» Aim
Scan the records below. List lines holding "bestemme".

» Material provided
-----
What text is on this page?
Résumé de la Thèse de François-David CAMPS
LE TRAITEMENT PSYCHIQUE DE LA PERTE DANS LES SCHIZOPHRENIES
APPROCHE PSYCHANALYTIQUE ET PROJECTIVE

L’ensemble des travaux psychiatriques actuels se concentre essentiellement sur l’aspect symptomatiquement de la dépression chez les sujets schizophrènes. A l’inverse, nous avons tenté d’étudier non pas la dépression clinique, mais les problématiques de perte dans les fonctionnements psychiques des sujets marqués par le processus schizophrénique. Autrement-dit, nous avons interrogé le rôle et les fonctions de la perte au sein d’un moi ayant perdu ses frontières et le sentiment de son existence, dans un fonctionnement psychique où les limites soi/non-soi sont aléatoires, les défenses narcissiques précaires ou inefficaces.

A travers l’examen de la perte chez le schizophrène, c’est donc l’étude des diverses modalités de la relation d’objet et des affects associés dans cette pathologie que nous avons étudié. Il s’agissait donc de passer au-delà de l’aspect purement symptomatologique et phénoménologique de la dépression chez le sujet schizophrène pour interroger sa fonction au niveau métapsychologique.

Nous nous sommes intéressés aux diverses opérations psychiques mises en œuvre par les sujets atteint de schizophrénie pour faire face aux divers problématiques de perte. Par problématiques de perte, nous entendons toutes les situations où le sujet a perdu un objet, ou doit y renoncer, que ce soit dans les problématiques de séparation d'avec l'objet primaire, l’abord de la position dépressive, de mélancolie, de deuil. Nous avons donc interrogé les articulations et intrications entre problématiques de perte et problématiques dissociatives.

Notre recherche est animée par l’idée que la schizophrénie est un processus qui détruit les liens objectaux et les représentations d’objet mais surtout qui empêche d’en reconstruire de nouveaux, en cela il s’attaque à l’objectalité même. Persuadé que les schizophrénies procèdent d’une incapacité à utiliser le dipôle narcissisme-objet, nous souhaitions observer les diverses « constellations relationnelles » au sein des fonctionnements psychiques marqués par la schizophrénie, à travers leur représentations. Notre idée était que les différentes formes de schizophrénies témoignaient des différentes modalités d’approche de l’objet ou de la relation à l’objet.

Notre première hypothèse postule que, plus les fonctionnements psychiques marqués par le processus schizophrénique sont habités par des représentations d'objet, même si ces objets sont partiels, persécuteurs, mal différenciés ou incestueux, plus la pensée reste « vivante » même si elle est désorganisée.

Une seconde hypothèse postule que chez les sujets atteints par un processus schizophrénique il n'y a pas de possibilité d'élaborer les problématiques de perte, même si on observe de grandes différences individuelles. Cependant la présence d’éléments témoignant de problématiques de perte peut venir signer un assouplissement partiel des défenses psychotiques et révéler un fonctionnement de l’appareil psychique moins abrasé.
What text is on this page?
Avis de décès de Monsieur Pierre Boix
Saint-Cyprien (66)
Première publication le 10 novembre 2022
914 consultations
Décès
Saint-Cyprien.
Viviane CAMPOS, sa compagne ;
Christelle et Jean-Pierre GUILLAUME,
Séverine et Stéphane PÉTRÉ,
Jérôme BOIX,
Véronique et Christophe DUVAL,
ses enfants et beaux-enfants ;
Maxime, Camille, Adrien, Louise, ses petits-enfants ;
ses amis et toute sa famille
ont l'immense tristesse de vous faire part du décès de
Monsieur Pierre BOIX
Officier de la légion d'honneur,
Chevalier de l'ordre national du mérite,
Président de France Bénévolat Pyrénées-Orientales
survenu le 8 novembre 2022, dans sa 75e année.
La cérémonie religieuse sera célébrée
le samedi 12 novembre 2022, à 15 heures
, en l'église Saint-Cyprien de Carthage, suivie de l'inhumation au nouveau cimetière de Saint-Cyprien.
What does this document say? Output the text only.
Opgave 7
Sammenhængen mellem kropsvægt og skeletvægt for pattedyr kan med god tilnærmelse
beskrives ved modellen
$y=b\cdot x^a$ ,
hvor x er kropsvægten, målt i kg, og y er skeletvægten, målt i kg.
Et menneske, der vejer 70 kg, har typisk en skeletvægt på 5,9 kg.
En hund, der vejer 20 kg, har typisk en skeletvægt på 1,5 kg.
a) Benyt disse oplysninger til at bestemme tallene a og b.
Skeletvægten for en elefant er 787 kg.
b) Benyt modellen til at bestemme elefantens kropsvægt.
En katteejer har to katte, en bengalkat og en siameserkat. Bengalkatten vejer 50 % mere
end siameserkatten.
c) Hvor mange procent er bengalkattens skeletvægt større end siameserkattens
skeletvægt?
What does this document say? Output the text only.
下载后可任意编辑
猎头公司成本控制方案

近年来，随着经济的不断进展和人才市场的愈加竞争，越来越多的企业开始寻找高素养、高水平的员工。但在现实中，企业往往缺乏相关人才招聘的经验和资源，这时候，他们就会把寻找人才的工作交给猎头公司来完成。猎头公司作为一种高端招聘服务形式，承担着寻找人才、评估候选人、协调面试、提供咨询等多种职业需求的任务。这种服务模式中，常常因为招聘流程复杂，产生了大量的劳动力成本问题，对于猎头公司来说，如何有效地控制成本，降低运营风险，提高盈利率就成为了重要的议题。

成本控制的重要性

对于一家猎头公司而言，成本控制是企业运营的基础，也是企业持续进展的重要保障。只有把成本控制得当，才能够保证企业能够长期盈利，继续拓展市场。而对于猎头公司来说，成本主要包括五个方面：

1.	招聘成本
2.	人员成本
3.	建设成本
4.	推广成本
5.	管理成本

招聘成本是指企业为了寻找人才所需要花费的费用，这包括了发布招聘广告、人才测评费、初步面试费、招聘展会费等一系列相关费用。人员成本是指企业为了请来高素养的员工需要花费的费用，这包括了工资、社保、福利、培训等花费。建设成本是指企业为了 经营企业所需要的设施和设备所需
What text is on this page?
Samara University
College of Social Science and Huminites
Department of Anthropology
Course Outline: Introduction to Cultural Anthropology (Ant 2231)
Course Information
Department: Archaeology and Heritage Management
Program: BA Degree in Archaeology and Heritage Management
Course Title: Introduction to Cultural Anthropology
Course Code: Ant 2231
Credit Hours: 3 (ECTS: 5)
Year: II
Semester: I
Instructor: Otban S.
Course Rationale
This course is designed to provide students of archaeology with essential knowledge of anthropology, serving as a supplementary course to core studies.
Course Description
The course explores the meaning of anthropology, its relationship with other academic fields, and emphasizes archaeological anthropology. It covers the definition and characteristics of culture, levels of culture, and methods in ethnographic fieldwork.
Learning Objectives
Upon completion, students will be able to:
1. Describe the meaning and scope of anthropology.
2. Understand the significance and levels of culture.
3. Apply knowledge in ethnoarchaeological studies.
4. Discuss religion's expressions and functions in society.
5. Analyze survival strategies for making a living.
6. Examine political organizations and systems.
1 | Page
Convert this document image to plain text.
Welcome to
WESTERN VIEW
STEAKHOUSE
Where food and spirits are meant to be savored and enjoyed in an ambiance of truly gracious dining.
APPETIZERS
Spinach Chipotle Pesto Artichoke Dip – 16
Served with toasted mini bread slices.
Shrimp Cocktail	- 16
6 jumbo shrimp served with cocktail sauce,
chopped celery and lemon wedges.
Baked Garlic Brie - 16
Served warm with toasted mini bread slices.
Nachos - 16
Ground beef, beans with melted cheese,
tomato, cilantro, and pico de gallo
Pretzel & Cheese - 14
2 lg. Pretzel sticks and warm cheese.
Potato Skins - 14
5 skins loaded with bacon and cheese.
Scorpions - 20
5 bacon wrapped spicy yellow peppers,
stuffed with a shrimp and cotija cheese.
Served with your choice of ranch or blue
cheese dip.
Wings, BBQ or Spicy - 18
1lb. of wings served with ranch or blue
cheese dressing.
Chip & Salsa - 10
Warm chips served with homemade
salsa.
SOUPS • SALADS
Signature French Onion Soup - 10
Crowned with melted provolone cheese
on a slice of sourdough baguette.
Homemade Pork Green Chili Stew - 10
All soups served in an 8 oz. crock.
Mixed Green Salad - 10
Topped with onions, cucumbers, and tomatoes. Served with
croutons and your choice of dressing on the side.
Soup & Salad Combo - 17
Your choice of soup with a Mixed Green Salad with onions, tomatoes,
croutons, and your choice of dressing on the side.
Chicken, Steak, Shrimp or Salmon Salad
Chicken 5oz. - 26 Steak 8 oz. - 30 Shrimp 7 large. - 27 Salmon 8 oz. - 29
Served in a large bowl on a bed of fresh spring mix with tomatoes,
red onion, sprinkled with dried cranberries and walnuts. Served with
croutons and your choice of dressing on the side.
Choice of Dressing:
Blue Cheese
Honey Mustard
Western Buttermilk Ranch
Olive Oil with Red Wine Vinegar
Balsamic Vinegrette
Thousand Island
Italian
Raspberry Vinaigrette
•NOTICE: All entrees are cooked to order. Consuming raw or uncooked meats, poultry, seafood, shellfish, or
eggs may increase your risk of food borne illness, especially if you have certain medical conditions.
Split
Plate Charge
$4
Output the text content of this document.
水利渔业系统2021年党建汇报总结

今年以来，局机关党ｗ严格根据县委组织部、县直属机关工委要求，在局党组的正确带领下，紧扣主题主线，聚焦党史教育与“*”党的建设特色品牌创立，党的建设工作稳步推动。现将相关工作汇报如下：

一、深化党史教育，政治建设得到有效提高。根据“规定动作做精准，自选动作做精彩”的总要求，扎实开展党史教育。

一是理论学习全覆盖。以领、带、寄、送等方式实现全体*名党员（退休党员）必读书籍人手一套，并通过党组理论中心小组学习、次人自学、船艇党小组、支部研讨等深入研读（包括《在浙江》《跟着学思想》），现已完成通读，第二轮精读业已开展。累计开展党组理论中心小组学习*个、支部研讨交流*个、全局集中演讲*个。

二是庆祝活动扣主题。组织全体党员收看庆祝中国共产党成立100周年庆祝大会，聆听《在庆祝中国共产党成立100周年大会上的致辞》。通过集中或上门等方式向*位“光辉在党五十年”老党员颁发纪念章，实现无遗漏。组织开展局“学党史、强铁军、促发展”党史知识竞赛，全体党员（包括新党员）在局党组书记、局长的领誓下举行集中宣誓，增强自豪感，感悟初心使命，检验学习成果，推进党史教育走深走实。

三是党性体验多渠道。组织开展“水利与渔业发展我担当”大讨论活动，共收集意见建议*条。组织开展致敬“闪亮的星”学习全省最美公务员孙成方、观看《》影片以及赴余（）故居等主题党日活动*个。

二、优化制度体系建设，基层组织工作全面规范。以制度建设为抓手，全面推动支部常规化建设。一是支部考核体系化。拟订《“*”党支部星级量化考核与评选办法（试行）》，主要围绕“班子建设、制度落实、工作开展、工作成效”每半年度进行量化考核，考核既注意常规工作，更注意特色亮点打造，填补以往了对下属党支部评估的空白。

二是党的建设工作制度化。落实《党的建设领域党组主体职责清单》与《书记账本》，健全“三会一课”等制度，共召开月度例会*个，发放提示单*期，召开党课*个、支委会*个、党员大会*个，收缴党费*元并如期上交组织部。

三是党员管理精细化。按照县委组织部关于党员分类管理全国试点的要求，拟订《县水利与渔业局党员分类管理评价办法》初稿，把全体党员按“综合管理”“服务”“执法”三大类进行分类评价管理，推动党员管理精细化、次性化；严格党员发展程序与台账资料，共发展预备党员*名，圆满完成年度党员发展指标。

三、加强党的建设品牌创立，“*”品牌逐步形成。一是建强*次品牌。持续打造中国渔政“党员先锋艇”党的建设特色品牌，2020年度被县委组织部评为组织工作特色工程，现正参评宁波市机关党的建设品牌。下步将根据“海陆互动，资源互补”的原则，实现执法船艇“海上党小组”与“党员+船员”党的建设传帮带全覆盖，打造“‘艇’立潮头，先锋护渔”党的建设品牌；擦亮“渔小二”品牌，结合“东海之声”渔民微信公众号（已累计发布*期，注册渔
-----
» The solution
a) Benyt disse oplysninger til at bestemme tallene a og b.
b) Benyt modellen til at bestemme elefantens kropsvægt.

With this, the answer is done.